Items listed in a dataset:
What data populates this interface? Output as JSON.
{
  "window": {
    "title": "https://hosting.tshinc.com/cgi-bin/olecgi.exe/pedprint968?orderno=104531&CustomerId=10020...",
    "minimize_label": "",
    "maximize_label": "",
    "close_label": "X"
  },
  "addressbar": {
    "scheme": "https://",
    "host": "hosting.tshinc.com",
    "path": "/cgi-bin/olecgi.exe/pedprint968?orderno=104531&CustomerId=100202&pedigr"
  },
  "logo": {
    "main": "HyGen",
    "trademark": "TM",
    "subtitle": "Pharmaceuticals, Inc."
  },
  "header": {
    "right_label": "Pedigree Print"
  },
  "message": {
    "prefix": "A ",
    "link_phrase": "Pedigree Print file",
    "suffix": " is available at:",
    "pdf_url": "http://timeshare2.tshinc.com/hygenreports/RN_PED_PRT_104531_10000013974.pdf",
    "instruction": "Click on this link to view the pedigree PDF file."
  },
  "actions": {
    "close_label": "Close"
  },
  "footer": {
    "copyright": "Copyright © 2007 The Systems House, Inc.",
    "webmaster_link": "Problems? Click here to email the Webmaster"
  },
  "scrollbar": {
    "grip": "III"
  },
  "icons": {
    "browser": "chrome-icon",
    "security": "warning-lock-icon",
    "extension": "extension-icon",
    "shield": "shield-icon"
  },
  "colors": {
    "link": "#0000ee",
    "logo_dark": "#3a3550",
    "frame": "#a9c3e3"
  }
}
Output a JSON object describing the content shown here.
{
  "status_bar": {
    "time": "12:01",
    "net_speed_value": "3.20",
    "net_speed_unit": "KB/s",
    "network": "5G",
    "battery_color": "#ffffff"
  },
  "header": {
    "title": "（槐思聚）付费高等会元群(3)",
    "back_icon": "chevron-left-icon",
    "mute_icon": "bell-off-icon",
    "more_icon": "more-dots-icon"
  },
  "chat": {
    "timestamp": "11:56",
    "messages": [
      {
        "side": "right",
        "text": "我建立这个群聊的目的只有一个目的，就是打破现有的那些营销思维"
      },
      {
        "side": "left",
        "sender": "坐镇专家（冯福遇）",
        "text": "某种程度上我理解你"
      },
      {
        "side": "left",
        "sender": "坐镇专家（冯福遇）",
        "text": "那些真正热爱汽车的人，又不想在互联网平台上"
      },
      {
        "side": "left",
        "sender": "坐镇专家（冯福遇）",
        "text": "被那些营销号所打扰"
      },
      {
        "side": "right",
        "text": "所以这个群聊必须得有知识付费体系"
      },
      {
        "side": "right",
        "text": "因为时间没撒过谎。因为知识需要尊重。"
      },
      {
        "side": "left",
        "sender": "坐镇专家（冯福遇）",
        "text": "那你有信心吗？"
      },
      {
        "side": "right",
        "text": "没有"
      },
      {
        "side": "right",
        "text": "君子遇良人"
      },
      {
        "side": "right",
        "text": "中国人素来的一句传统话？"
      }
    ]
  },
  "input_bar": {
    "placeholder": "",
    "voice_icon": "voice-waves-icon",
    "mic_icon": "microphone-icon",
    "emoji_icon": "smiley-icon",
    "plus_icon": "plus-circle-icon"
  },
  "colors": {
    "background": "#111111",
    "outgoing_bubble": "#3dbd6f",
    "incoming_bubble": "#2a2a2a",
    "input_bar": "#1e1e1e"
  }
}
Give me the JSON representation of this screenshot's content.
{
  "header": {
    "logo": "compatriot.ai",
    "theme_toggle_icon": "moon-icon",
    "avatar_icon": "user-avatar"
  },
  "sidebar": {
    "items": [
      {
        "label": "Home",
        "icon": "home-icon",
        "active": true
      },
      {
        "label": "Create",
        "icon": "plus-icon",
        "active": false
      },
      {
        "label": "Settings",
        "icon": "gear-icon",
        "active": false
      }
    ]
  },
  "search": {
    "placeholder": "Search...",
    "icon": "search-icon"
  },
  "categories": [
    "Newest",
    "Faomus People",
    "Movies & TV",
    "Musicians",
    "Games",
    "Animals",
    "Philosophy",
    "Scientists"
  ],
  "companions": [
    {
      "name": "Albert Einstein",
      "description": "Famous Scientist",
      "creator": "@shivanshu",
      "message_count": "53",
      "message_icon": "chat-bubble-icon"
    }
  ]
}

### BRIEF
Copy out the whole listing exactly.

### ANSWER TO THE EXERCISE
What data populates this interface? Output as JSON.
{
  "window": {
    "title": "https://hosting.tshinc.com/cgi-bin/olecgi.exe/pedprint968?orderno=104531&CustomerId=10020...",
    "minimize_label": "",
    "maximize_label": "",
    "close_label": "X"
  },
  "addressbar": {
    "scheme": "https://",
    "host": "hosting.tshinc.com",
    "path": "/cgi-bin/olecgi.exe/pedprint968?orderno=104531&CustomerId=100202&pedigr"
  },
  "logo": {
    "main": "HyGen",
    "trademark": "TM",
    "subtitle": "Pharmaceuticals, Inc."
  },
  "header": {
    "right_label": "Pedigree Print"
  },
  "message": {
    "prefix": "A ",
    "link_phrase": "Pedigree Print file",
    "suffix": " is available at:",
    "pdf_url": "http://timeshare2.tshinc.com/hygenreports/RN_PED_PRT_104531_10000013974.pdf",
    "instruction": "Click on this link to view the pedigree PDF file."
  },
  "actions": {
    "close_label": "Close"
  },
  "footer": {
    "copyright": "Copyright © 2007 The Systems House, Inc.",
    "webmaster_link": "Problems? Click here to email the Webmaster"
  },
  "scrollbar": {
    "grip": "III"
  },
  "icons": {
    "browser": "chrome-icon",
    "security": "warning-lock-icon",
    "extension": "extension-icon",
    "shield": "shield-icon"
  },
  "colors": {
    "link": "#0000ee",
    "logo_dark": "#3a3550",
    "frame": "#a9c3e3"
  }
}
Output a JSON object describing the content shown here.
{
  "status_bar": {
    "time": "12:01",
    "net_speed_value": "3.20",
    "net_speed_unit": "KB/s",
    "network": "5G",
    "battery_color": "#ffffff"
  },
  "header": {
    "title": "（槐思聚）付费高等会元群(3)",
    "back_icon": "chevron-left-icon",
    "mute_icon": "bell-off-icon",
    "more_icon": "more-dots-icon"
  },
  "chat": {
    "timestamp": "11:56",
    "messages": [
      {
        "side": "right",
        "text": "我建立这个群聊的目的只有一个目的，就是打破现有的那些营销思维"
      },
      {
        "side": "left",
        "sender": "坐镇专家（冯福遇）",
        "text": "某种程度上我理解你"
      },
      {
        "side": "left",
        "sender": "坐镇专家（冯福遇）",
        "text": "那些真正热爱汽车的人，又不想在互联网平台上"
      },
      {
        "side": "left",
        "sender": "坐镇专家（冯福遇）",
        "text": "被那些营销号所打扰"
      },
      {
        "side": "right",
        "text": "所以这个群聊必须得有知识付费体系"
      },
      {
        "side": "right",
        "text": "因为时间没撒过谎。因为知识需要尊重。"
      },
      {
        "side": "left",
        "sender": "坐镇专家（冯福遇）",
        "text": "那你有信心吗？"
      },
      {
        "side": "right",
        "text": "没有"
      },
      {
        "side": "right",
        "text": "君子遇良人"
      },
      {
        "side": "right",
        "text": "中国人素来的一句传统话？"
      }
    ]
  },
  "input_bar": {
    "placeholder": "",
    "voice_icon": "voice-waves-icon",
    "mic_icon": "microphone-icon",
    "emoji_icon": "smiley-icon",
    "plus_icon": "plus-circle-icon"
  },
  "colors": {
    "background": "#111111",
    "outgoing_bubble": "#3dbd6f",
    "incoming_bubble": "#2a2a2a",
    "input_bar": "#1e1e1e"
  }
}
Give me the JSON representation of this screenshot's content.
{
  "header": {
    "logo": "compatriot.ai",
    "theme_toggle_icon": "moon-icon",
    "avatar_icon": "user-avatar"
  },
  "sidebar": {
    "items": [
      {
        "label": "Home",
        "icon": "home-icon",
        "active": true
      },
      {
        "label": "Create",
        "icon": "plus-icon",
        "active": false
      },
      {
        "label": "Settings",
        "icon": "gear-icon",
        "active": false
      }
    ]
  },
  "search": {
    "placeholder": "Search...",
    "icon": "search-icon"
  },
  "categories": [
    "Newest",
    "Faomus People",
    "Movies & TV",
    "Musicians",
    "Games",
    "Animals",
    "Philosophy",
    "Scientists"
  ],
  "companions": [
    {
      "name": "Albert Einstein",
      "description": "Famous Scientist",
      "creator": "@shivanshu",
      "message_count": "53",
      "message_icon": "chat-bubble-icon"
    }
  ]
}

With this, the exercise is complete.